* **INSTRUCTIONS TO FOLLOW**
Rewrite the listing below as a Markdown table with the columns "Row" and "Line," from its start up to and including the line with "Point: [97, 500, 120, 514]". Number each row and leave out blank lines.

━━ SUPPLIED DATA

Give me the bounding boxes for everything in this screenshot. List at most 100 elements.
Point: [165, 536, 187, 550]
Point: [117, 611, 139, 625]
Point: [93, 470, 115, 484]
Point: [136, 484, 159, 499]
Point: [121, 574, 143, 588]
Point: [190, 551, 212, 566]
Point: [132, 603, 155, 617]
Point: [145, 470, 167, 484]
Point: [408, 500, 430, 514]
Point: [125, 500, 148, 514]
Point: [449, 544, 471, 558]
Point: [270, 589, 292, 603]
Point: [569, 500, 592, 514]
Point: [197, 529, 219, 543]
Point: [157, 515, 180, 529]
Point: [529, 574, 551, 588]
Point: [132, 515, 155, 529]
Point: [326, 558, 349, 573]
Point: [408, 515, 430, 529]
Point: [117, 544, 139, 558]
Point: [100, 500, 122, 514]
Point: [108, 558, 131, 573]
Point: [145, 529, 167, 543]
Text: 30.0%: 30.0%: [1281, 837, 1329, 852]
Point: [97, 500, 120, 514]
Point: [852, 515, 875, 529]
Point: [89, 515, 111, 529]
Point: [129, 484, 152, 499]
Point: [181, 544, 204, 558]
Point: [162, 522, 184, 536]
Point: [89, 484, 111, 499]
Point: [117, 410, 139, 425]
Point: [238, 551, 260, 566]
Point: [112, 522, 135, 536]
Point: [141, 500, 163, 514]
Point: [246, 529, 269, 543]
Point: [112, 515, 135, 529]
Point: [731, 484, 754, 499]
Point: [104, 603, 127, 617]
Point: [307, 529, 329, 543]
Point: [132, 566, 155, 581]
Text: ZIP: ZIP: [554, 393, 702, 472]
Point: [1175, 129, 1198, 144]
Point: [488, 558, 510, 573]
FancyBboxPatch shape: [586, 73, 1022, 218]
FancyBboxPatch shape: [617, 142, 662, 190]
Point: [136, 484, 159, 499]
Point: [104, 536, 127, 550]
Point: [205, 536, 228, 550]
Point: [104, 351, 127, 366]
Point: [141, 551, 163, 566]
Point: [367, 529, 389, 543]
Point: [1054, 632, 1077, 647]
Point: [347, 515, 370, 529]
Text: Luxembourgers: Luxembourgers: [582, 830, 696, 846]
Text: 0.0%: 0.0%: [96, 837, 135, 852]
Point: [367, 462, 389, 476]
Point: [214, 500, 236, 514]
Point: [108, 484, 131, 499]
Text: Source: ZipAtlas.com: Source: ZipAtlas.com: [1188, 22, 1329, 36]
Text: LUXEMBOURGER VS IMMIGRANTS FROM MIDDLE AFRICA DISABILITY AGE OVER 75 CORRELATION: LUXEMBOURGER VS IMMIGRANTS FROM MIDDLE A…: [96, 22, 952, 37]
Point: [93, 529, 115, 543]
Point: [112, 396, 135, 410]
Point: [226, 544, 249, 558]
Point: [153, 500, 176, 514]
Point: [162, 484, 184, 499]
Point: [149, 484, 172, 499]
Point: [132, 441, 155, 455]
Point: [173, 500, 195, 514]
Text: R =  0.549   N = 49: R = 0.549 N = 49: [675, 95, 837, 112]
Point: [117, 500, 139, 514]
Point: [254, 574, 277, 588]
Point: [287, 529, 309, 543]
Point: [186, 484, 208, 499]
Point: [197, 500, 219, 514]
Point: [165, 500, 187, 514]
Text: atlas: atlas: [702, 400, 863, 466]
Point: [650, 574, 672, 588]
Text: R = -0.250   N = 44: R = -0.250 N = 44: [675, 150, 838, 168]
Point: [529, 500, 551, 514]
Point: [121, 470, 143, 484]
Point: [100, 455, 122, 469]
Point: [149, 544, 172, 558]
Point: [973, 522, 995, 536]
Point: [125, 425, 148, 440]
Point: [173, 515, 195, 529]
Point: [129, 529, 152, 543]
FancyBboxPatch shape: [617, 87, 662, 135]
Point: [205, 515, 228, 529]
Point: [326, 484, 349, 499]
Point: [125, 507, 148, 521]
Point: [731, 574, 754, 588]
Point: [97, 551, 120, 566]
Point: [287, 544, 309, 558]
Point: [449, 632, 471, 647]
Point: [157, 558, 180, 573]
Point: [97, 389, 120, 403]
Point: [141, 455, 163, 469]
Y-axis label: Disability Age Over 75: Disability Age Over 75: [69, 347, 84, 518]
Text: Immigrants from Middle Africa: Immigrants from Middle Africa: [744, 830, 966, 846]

━━━━

* **RESPONSE FOR THIS EXERCISE**
| Row | Line |
|---|---|
| 1 | Give me the bounding boxes for everything in this screenshot. List at most 100 elements. |
| 2 | Point: [165, 536, 187, 550] |
| 3 | Point: [117, 611, 139, 625] |
| 4 | Point: [93, 470, 115, 484] |
| 5 | Point: [136, 484, 159, 499] |
| 6 | Point: [121, 574, 143, 588] |
| 7 | Point: [190, 551, 212, 566] |
| 8 | Point: [132, 603, 155, 617] |
| 9 | Point: [145, 470, 167, 484] |
| 10 | Point: [408, 500, 430, 514] |
| 11 | Point: [125, 500, 148, 514] |
| 12 | Point: [449, 544, 471, 558] |
| 13 | Point: [270, 589, 292, 603] |
| 14 | Point: [569, 500, 592, 514] |
| 15 | Point: [197, 529, 219, 543] |
| 16 | Point: [157, 515, 180, 529] |
| 17 | Point: [529, 574, 551, 588] |
| 18 | Point: [132, 515, 155, 529] |
| 19 | Point: [326, 558, 349, 573] |
| 20 | Point: [408, 515, 430, 529] |
| 21 | Point: [117, 544, 139, 558] |
| 22 | Point: [100, 500, 122, 514] |
| 23 | Point: [108, 558, 131, 573] |
| 24 | Point: [145, 529, 167, 543] |
| 25 | Text: 30.0%: 30.0%: [1281, 837, 1329, 852] |
| 26 | Point: [97, 500, 120, 514] |